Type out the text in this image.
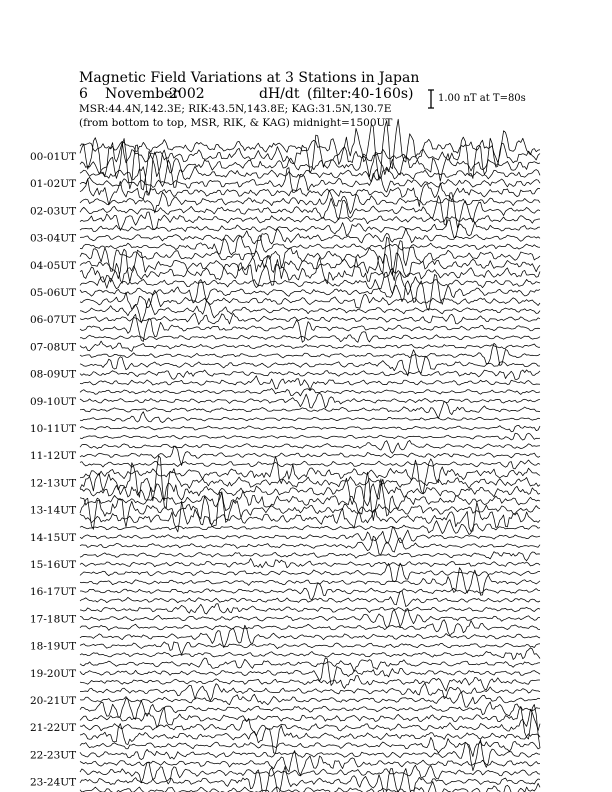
Magnetic Field Variations at 3 Stations in Japan
6 November
2002	dH/dt (filter:40-160s)
MSR:44.4N,142.3E; RIK:43.5N,143.8E; KAG:31.5N,130.7E
(from bottom to top, MSR, RIK, & KAG) midnight=1500UT
1.00 nT at T=80s
00-01UT
01-02UT
02-03UT
03-04UT
04-05UT
05-06UT
06-07UT
07-08UT
08-09UT
09-10UT
10-11UT
11-12UT
12-13UT
13-14UT
14-15UT
15-16UT
16-17UT
17-18UT
18-19UT
19-20UT
20-21UT
21-22UT
22-23UT
23-24UT
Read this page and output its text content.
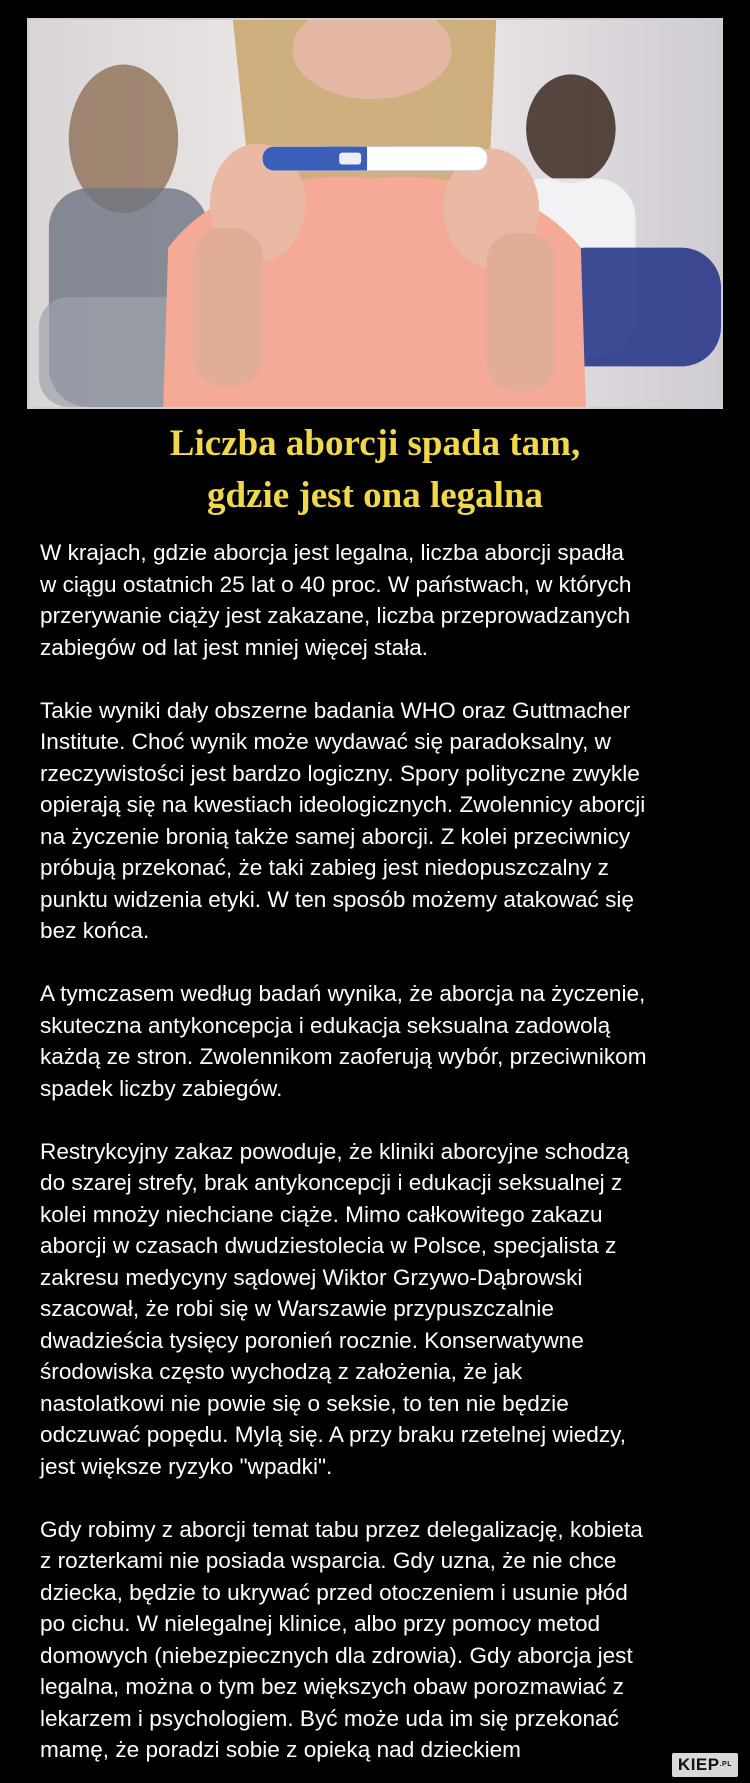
Liczba aborcji spada tam,
gdzie jest ona legalna

W krajach, gdzie aborcja jest legalna, liczba aborcji spadła
w ciągu ostatnich 25 lat o 40 proc. W państwach, w których
przerywanie ciąży jest zakazane, liczba przeprowadzanych
zabiegów od lat jest mniej więcej stała.

Takie wyniki dały obszerne badania WHO oraz Guttmacher
Institute. Choć wynik może wydawać się paradoksalny, w
rzeczywistości jest bardzo logiczny. Spory polityczne zwykle
opierają się na kwestiach ideologicznych. Zwolennicy aborcji
na życzenie bronią także samej aborcji. Z kolei przeciwnicy
próbują przekonać, że taki zabieg jest niedopuszczalny z
punktu widzenia etyki. W ten sposób możemy atakować się
bez końca.

A tymczasem według badań wynika, że aborcja na życzenie,
skuteczna antykoncepcja i edukacja seksualna zadowolą
każdą ze stron. Zwolennikom zaoferują wybór, przeciwnikom
spadek liczby zabiegów.

Restrykcyjny zakaz powoduje, że kliniki aborcyjne schodzą
do szarej strefy, brak antykoncepcji i edukacji seksualnej z
kolei mnoży niechciane ciąże. Mimo całkowitego zakazu
aborcji w czasach dwudziestolecia w Polsce, specjalista z
zakresu medycyny sądowej Wiktor Grzywo-Dąbrowski
szacował, że robi się w Warszawie przypuszczalnie
dwadzieścia tysięcy poronień rocznie. Konserwatywne
środowiska często wychodzą z założenia, że jak
nastolatkowi nie powie się o seksie, to ten nie będzie
odczuwać popędu. Mylą się. A przy braku rzetelnej wiedzy,
jest większe ryzyko "wpadki".

Gdy robimy z aborcji temat tabu przez delegalizację, kobieta
z rozterkami nie posiada wsparcia. Gdy uzna, że nie chce
dziecka, będzie to ukrywać przed otoczeniem i usunie płód
po cichu. W nielegalnej klinice, albo przy pomocy metod
domowych (niebezpiecznych dla zdrowia). Gdy aborcja jest
legalna, można o tym bez większych obaw porozmawiać z
lekarzem i psychologiem. Być może uda im się przekonać
mamę, że poradzi sobie z opieką nad dzieckiem

KIEP.PL
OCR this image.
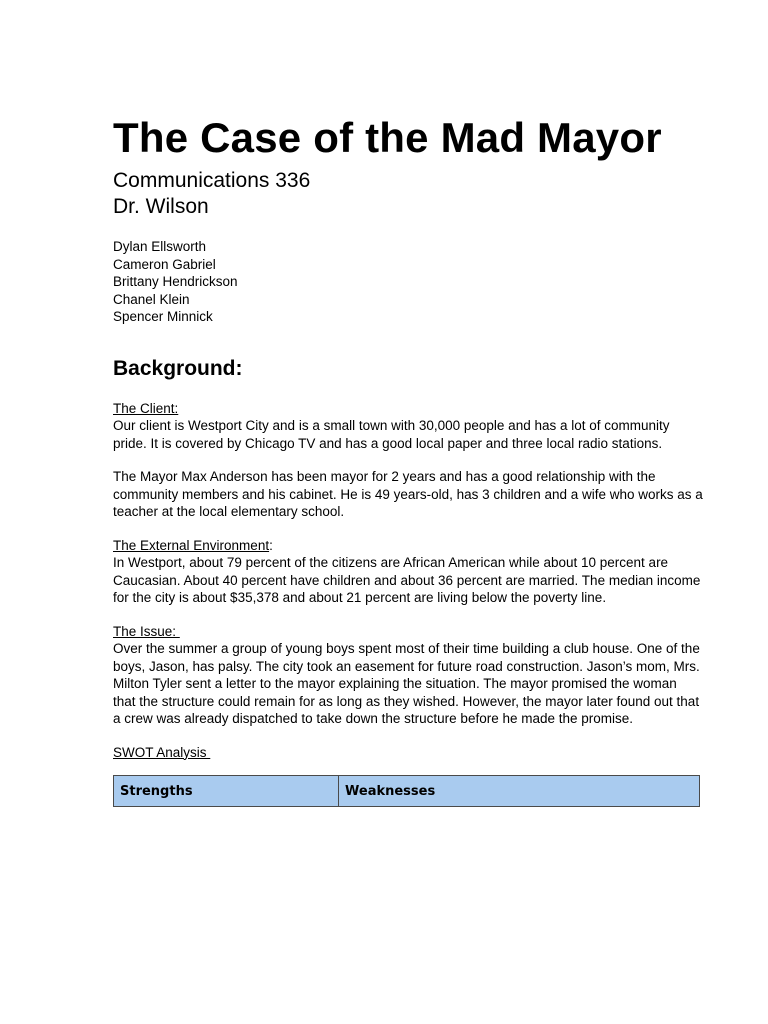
The Case of the Mad Mayor
Communications 336
Dr. Wilson
Dylan Ellsworth
Cameron Gabriel
Brittany Hendrickson
Chanel Klein
Spencer Minnick
Background:
The Client:

Our client is Westport City and is a small town with 30,000 people and has a lot of community pride. It is covered by Chicago TV and has a good local paper and three local radio stations.

The Mayor Max Anderson has been mayor for 2 years and has a good relationship with the community members and his cabinet. He is 49 years-old, has 3 children and a wife who works as a teacher at the local elementary school.

The External Environment:

In Westport, about 79 percent of the citizens are African American while about 10 percent are Caucasian. About 40 percent have children and about 36 percent are married. The median income for the city is about $35,378 and about 21 percent are living below the poverty line.

The Issue:

Over the summer a group of young boys spent most of their time building a club house. One of the boys, Jason, has palsy. The city took an easement for future road construction. Jason’s mom, Mrs. Milton Tyler sent a letter to the mayor explaining the situation. The mayor promised the woman that the structure could remain for as long as they wished. However, the mayor later found out that a crew was already dispatched to take down the structure before he made the promise.

SWOT Analysis
Strengths	Weaknesses
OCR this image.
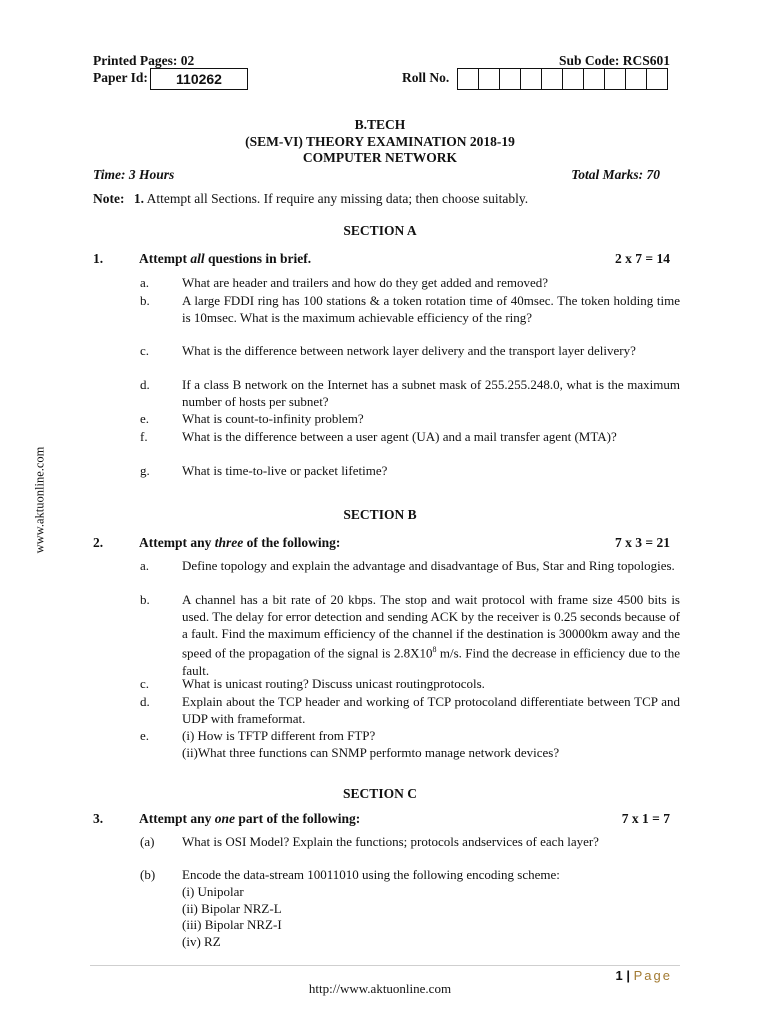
Printed Pages: 02	Sub Code: RCS601
Paper Id:	110262	Roll No.
B.TECH
(SEM-VI) THEORY EXAMINATION 2018-19
COMPUTER NETWORK
Time: 3 Hours	Total Marks: 70
Note: 1. Attempt all Sections. If require any missing data; then choose suitably.
SECTION A
1.	Attempt all questions in brief.	2 x 7 = 14
a.	What are header and trailers and how do they get added and removed?
b. A large FDDI ring has 100 stations & a token rotation time of 40msec. The token holding time is 10msec. What is the maximum achievable efficiency of the ring?
c.	What is the difference between network layer delivery and the transport layer delivery?
d. If a class B network on the Internet has a subnet mask of 255.255.248.0, what is the maximum number of hosts per subnet?
e.	What is count-to-infinity problem?
f.	What is the difference between a user agent (UA) and a mail transfer agent (MTA)?
g. What is time-to-live or packet lifetime?
SECTION B
2.	Attempt any three of the following:	7 x 3 = 21
a.	Define topology and explain the advantage and disadvantage of Bus, Star and Ring topologies.
b. A channel has a bit rate of 20 kbps. The stop and wait protocol with frame size 4500 bits is used. The delay for error detection and sending ACK by the receiver is 0.25 seconds because of a fault. Find the maximum efficiency of the channel if the destination is 30000km away and the speed of the propagation of the signal is $2.8X10^8$ m/s. Find the decrease in efficiency due to the fault.
c.	What is unicast routing? Discuss unicast routingprotocols.
d. Explain about the TCP header and working of TCP protocoland differentiate between TCP and UDP with frameformat.
e.	(i) How is TFTP different from FTP?
(ii)What three functions can SNMP performto manage network devices?
SECTION C
3.	Attempt any one part of the following:	7 x 1 = 7
(a) What is OSI Model? Explain the functions; protocols andservices of each layer?
(b) Encode the data-stream 10011010 using the following encoding scheme:
(i) Unipolar
(ii) Bipolar NRZ-L
(iii) Bipolar NRZ-I
(iv) RZ
www.aktuonline.com
1 | Page
http://www.aktuonline.com
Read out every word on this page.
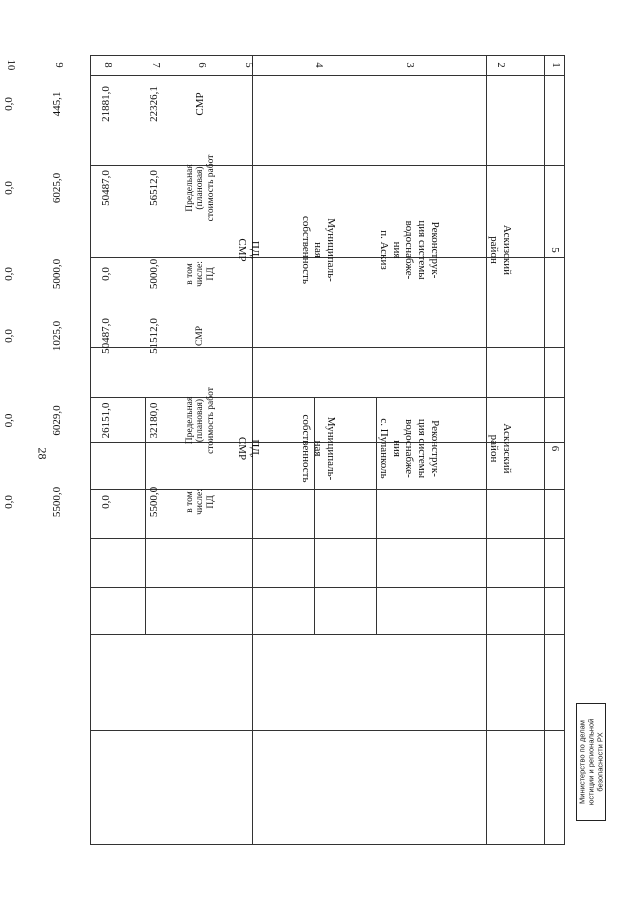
28
1
2
3
4
5
6
7
8
9
10
СМР
22326,1
21881,0
445,1
0,0
5
Аскизский район
Реконструк-
ция системы
водоснабже-
ния
п. Аскиз
Муниципаль-
ная
собственность
ПД,
СМР
Предельная (плановая) стоимость работ
56512,0
50487,0
6025,0
0,0
в том числе: ПД
5000,0
0,0
5000,0
0,0
СМР
51512,0
50487,0
1025,0
0,0
6
Аскизский район
Реконструк-
ция системы
водоснабже-
ния
с. Пуланколь
Муниципаль-
ная
собственность
ПД,
СМР
Предельная (плановая) стоимость работ
32180,0
26151,0
6029,0
0,0
в том числе: ПД
5500,0
0,0
5500,0
0,0
Министерство по делам юстиции и региональной безопасности РХ
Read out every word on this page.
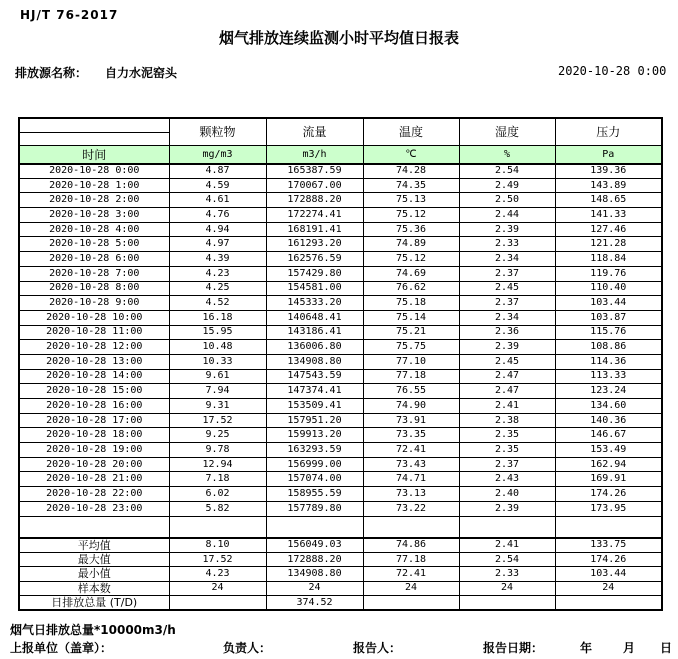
HJ/T 76-2017
烟气排放连续监测小时平均值日报表
排放源名称： 自力水泥窑头	2020-10-28 0:00
	颗粒物	流量	温度	湿度	压力

时间	mg/m3	m3/h	℃	%	Pa
2020-10-28 0:00	4.87	165387.59	74.28	2.54	139.36
2020-10-28 1:00	4.59	170067.00	74.35	2.49	143.89
2020-10-28 2:00	4.61	172888.20	75.13	2.50	148.65
2020-10-28 3:00	4.76	172274.41	75.12	2.44	141.33
2020-10-28 4:00	4.94	168191.41	75.36	2.39	127.46
2020-10-28 5:00	4.97	161293.20	74.89	2.33	121.28
2020-10-28 6:00	4.39	162576.59	75.12	2.34	118.84
2020-10-28 7:00	4.23	157429.80	74.69	2.37	119.76
2020-10-28 8:00	4.25	154581.00	76.62	2.45	110.40
2020-10-28 9:00	4.52	145333.20	75.18	2.37	103.44
2020-10-28 10:00	16.18	140648.41	75.14	2.34	103.87
2020-10-28 11:00	15.95	143186.41	75.21	2.36	115.76
2020-10-28 12:00	10.48	136006.80	75.75	2.39	108.86
2020-10-28 13:00	10.33	134908.80	77.10	2.45	114.36
2020-10-28 14:00	9.61	147543.59	77.18	2.47	113.33
2020-10-28 15:00	7.94	147374.41	76.55	2.47	123.24
2020-10-28 16:00	9.31	153509.41	74.90	2.41	134.60
2020-10-28 17:00	17.52	157951.20	73.91	2.38	140.36
2020-10-28 18:00	9.25	159913.20	73.35	2.35	146.67
2020-10-28 19:00	9.78	163293.59	72.41	2.35	153.49
2020-10-28 20:00	12.94	156999.00	73.43	2.37	162.94
2020-10-28 21:00	7.18	157074.00	74.71	2.43	169.91
2020-10-28 22:00	6.02	158955.59	73.13	2.40	174.26
2020-10-28 23:00	5.82	157789.80	73.22	2.39	173.95

平均值	8.10	156049.03	74.86	2.41	133.75
最大值	17.52	172888.20	77.18	2.54	174.26
最小值	4.23	134908.80	72.41	2.33	103.44
样本数	24	24	24	24	24
日排放总量 (T/D)		374.52			
烟气日排放总量*10000m3/h
上报单位（盖章）：	负责人：	报告人：	报告日期：	年	月 日
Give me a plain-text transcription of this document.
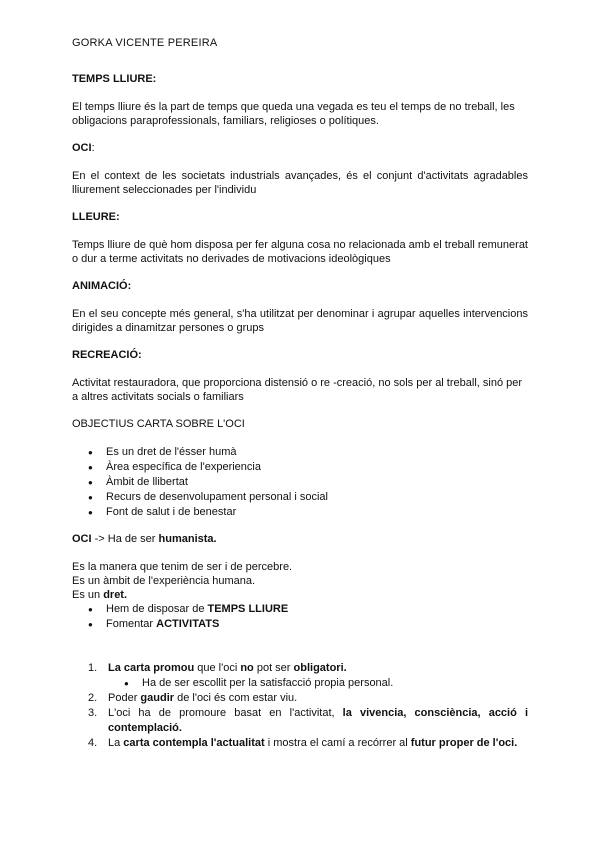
GORKA VICENTE PEREIRA
TEMPS LLIURE:
El temps lliure és la part de temps que queda una vegada es teu el temps de no treball, les obligacions paraprofessionals, familiars, religioses o polítiques.
OCI:
En el context de les societats industrials avançades, és el conjunt d'activitats agradables lliurement seleccionades per l'individu
LLEURE:
Temps lliure de què hom disposa per fer alguna cosa no relacionada amb el treball remunerat o dur a terme activitats no derivades de motivacions ideològiques
ANIMACIÓ:
En el seu concepte més general, s'ha utilitzat per denominar i agrupar aquelles intervencions dirigides a dinamitzar persones o grups
RECREACIÓ:
Activitat restauradora, que proporciona distensió o re -creació, no sols per al treball, sinó per a altres activitats socials o familiars
OBJECTIUS CARTA SOBRE L'OCI
● Es un dret de l'ésser humà
● Àrea específica de l'experiencia
● Àmbit de llibertat
● Recurs de desenvolupament personal i social
● Font de salut i de benestar
OCI -> Ha de ser humanista.
Es la manera que tenim de ser i de percebre.
Es un àmbit de l'experiència humana.
Es un dret.
● Hem de disposar de TEMPS LLIURE
● Fomentar ACTIVITATS
1. La carta promou que l'oci no pot ser obligatori.
● Ha de ser escollit per la satisfacció propia personal.
2. Poder gaudir de l'oci és com estar viu.
3. L'oci ha de promoure basat en l'activitat, la vivencia, consciència, acció i contemplació.
4. La carta contempla l'actualitat i mostra el camí a recórrer al futur proper de l'oci.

────────────────────

Pull every line holding "przekonać" out of the records.

# Solved exercise
próbują przekonać, że taki zabieg jest niedopuszczalny z
lekarzem i psychologiem. Być może uda im się przekonać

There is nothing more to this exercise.